◆ INSTRUCTIONS FOR THE TASK
Check the listing below for lines that hold "triangle". How many are there? Please give only the number.

═════ DATA EXCERPTS

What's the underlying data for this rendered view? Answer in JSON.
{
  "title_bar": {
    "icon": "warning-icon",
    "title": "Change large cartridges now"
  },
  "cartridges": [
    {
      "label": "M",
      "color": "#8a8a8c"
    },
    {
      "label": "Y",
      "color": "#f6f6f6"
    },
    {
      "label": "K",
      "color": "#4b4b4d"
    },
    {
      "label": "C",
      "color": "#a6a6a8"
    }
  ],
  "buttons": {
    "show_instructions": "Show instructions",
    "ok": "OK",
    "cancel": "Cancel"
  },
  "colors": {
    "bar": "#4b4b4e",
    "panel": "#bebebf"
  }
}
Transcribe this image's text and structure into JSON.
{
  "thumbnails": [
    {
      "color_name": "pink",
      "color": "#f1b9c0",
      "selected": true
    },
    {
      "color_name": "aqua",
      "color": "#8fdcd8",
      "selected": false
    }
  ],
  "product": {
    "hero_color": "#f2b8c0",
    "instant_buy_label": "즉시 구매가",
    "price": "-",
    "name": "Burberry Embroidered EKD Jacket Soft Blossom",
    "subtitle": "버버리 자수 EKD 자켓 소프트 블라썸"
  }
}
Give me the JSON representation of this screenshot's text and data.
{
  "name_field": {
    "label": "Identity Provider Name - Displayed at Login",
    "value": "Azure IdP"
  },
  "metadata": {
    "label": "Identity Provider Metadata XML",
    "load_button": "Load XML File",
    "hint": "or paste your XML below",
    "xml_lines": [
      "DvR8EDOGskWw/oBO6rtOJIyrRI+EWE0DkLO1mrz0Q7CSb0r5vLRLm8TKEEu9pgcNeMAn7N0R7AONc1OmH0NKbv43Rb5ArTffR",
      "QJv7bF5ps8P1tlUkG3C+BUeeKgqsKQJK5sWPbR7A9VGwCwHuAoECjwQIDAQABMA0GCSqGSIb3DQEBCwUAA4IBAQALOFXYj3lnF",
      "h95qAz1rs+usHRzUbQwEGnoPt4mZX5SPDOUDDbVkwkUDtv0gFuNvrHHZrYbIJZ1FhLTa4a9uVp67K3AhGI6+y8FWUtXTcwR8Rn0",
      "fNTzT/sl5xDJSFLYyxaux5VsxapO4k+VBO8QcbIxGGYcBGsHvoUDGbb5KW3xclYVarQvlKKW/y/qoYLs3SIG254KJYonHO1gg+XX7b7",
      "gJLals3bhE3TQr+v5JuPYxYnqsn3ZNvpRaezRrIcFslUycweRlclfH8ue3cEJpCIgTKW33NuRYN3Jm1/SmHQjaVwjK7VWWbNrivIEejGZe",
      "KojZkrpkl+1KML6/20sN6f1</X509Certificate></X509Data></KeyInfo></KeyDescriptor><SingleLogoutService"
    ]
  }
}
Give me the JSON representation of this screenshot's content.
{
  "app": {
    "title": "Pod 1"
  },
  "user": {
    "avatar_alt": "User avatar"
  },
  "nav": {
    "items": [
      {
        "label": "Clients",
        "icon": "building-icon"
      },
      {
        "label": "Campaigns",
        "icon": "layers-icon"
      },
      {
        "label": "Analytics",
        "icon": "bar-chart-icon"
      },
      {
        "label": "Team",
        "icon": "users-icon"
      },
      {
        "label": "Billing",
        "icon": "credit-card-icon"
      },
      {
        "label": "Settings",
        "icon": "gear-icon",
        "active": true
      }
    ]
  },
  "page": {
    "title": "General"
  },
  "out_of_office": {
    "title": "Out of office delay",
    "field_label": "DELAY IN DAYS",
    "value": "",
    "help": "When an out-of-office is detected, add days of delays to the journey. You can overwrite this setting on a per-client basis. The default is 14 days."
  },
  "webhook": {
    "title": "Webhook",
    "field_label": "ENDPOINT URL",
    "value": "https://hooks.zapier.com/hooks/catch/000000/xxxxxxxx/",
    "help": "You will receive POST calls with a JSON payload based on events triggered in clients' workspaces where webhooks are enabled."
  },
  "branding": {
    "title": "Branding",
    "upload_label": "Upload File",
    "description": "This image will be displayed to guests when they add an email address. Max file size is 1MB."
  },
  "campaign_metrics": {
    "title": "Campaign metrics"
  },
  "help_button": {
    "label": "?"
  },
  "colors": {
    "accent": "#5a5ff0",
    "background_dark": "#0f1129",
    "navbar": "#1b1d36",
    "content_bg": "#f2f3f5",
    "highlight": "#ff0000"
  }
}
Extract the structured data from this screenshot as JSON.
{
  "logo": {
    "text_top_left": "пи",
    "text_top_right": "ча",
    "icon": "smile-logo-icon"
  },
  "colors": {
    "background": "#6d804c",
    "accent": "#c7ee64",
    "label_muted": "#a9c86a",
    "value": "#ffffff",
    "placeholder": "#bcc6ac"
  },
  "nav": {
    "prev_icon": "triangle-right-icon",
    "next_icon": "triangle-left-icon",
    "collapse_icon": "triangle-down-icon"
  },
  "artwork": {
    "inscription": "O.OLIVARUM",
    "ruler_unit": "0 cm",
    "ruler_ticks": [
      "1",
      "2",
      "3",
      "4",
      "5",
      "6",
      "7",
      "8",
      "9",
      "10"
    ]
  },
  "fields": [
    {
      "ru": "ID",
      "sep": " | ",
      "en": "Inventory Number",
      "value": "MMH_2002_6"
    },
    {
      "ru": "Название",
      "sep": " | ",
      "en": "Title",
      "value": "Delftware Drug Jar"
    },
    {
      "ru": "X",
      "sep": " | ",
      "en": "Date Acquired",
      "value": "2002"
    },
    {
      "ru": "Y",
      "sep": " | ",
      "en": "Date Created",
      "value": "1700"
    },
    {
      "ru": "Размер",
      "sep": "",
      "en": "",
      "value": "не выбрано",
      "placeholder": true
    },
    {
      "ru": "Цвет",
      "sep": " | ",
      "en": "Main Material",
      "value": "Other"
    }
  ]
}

══════════

◆ TASK ANSWER
3